■ Task brief: Pick out each line containing the string "请选择选项" and copy it.

◆ ◆ ◆ ◆ ◆ ◆ ◆

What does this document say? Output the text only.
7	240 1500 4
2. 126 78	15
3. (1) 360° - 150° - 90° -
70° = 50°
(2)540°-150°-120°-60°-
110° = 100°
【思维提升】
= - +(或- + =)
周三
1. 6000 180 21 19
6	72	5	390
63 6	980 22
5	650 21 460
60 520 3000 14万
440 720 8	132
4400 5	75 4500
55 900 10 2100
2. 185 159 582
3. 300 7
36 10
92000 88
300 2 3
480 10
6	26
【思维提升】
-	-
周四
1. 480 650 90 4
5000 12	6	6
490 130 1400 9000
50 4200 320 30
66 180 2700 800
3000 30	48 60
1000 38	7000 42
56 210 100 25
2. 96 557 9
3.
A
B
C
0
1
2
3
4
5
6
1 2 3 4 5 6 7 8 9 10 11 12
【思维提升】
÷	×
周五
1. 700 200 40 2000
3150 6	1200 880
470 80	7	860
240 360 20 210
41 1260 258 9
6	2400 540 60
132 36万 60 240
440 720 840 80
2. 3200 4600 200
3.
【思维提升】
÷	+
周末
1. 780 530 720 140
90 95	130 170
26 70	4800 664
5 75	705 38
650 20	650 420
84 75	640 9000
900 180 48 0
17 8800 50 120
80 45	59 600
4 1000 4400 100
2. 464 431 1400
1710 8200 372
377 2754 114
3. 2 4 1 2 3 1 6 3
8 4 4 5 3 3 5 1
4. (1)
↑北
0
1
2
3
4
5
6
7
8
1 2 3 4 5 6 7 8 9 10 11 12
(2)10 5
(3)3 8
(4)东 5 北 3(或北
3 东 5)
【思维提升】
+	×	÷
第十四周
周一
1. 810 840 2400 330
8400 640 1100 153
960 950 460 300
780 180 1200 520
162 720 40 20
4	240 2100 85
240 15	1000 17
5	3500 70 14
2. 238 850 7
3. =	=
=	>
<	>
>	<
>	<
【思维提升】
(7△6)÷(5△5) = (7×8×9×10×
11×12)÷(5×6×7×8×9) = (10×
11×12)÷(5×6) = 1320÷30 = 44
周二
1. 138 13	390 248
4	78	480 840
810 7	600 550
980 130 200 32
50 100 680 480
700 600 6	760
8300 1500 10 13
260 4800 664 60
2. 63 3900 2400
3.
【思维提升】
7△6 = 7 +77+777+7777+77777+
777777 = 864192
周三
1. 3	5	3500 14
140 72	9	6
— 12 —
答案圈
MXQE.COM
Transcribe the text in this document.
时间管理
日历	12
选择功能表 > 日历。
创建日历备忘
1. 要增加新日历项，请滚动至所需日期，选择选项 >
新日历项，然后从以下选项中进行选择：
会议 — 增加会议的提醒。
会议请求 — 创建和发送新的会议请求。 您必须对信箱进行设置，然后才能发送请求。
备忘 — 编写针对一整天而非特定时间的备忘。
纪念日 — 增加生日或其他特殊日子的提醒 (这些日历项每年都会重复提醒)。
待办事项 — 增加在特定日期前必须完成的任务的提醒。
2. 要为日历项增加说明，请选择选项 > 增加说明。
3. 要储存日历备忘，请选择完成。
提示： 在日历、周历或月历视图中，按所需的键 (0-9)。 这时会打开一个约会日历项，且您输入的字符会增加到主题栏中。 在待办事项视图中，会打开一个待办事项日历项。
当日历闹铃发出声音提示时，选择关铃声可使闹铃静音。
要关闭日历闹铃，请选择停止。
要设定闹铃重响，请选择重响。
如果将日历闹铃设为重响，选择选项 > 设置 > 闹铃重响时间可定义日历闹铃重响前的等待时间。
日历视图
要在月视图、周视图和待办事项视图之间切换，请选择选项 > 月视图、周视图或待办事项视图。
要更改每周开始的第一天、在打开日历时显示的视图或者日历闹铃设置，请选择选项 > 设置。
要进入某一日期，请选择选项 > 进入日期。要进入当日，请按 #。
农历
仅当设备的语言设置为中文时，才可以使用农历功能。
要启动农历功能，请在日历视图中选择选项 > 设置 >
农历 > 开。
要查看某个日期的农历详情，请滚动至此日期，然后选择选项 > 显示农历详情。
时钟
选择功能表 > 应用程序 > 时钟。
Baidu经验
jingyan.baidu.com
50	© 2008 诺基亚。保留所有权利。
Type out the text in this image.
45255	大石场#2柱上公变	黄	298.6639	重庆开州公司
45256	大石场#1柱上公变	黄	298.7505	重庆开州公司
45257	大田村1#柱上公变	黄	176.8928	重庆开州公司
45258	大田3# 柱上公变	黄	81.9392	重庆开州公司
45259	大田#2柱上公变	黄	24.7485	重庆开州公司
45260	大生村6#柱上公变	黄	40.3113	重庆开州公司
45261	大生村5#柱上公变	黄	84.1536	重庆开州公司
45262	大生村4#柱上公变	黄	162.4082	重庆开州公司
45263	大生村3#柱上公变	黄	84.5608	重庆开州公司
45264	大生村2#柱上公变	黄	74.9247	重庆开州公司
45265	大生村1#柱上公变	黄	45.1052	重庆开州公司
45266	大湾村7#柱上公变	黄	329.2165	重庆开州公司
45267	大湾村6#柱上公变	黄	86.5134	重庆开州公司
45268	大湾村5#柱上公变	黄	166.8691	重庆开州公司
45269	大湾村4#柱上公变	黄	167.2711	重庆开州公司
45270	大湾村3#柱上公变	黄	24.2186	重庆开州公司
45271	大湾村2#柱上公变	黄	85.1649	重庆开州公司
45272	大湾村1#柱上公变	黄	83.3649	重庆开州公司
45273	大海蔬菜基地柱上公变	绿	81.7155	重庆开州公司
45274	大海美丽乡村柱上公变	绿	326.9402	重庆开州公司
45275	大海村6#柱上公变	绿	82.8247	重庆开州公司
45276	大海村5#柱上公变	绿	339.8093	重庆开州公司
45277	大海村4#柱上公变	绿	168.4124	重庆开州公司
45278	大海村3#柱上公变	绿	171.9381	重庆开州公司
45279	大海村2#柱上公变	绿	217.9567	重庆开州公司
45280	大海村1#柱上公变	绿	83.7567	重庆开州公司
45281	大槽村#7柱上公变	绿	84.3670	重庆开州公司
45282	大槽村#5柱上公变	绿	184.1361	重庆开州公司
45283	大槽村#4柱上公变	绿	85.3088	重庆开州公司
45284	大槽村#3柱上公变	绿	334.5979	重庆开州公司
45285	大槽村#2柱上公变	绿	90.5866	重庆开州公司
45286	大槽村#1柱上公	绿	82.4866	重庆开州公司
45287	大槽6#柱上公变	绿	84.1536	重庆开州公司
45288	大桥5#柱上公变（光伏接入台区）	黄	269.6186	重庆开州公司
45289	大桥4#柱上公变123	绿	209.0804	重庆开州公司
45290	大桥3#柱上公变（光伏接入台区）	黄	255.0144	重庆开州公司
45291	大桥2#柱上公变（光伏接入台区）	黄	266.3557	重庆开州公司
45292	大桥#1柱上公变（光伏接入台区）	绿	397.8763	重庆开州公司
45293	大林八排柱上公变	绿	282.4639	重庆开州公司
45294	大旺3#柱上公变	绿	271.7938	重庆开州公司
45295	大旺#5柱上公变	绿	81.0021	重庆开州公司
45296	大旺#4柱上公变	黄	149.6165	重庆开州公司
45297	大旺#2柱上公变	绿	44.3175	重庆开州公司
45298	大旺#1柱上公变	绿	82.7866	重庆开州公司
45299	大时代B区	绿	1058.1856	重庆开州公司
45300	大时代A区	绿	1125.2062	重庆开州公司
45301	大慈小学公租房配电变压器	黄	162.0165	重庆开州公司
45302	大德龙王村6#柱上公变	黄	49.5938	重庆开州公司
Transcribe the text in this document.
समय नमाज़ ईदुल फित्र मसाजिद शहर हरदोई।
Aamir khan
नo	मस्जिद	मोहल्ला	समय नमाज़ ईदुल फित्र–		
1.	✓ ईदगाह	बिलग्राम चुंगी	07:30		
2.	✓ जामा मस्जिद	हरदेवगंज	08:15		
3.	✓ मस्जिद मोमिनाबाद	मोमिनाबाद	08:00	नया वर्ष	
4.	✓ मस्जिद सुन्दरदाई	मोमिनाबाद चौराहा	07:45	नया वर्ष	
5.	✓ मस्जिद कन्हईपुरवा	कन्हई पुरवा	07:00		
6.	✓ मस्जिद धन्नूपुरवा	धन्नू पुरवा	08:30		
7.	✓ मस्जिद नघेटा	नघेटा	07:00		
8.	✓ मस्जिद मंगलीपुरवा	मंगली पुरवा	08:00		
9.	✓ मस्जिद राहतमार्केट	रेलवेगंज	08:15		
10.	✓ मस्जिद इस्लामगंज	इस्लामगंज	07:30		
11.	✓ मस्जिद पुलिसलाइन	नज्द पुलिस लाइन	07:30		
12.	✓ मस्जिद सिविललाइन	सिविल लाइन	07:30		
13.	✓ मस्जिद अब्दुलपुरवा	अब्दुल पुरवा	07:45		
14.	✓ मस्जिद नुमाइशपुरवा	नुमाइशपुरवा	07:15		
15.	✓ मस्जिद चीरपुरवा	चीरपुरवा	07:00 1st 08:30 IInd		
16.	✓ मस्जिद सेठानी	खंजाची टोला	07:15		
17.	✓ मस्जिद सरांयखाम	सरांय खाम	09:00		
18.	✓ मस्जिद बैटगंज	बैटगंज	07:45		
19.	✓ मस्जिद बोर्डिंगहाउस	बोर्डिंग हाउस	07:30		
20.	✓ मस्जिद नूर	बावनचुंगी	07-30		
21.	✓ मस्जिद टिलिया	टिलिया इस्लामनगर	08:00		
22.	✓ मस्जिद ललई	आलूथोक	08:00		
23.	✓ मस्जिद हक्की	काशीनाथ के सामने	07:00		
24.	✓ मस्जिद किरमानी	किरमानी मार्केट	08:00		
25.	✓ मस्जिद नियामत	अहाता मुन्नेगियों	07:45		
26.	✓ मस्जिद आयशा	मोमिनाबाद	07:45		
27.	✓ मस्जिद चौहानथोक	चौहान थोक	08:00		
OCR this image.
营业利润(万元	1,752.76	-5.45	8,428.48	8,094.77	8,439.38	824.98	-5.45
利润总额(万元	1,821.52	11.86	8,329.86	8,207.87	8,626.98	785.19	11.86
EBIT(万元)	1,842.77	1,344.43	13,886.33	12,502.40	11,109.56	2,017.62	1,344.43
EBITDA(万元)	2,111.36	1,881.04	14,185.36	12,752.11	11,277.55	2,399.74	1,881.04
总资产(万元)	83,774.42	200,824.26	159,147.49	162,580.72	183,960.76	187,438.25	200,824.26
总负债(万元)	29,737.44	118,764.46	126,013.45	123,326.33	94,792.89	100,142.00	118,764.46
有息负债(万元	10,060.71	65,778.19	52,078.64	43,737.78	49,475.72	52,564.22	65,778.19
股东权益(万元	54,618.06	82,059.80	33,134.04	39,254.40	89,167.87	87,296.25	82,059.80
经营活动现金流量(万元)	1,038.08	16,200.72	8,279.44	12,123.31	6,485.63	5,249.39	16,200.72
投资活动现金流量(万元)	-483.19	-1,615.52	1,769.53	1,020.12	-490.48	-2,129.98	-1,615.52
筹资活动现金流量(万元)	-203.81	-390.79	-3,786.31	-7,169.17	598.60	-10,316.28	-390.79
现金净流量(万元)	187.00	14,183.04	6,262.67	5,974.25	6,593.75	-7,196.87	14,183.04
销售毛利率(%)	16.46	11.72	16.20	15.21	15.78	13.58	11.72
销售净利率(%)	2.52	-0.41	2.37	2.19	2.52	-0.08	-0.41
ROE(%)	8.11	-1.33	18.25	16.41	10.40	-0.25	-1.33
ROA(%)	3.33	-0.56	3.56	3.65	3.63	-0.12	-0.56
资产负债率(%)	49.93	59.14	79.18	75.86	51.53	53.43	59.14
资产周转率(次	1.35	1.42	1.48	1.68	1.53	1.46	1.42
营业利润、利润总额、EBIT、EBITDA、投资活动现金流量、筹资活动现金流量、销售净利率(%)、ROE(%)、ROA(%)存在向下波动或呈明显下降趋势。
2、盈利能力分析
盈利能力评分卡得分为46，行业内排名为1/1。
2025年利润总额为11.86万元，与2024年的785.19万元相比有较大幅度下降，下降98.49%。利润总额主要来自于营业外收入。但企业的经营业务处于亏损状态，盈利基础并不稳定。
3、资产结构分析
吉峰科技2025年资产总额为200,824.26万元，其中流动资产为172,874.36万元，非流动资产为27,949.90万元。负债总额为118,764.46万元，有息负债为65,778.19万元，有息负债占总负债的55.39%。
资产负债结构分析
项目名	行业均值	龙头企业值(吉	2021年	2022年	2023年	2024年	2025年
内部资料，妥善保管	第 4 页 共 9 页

◆ ◆ ◆ ◆ ◆ ◆ ◆

■ Complete answer:
2. 要为日历项增加说明，请选择选项 > 增加说明。
要在月视图、周视图和待办事项视图之间切换，请选择选项 > 月视图、周视图或待办事项视图。
要更改每周开始的第一天、在打开日历时显示的视图或者日历闹铃设置，请选择选项 > 设置。
要进入某一日期，请选择选项 > 进入日期。要进入当日，请按 #。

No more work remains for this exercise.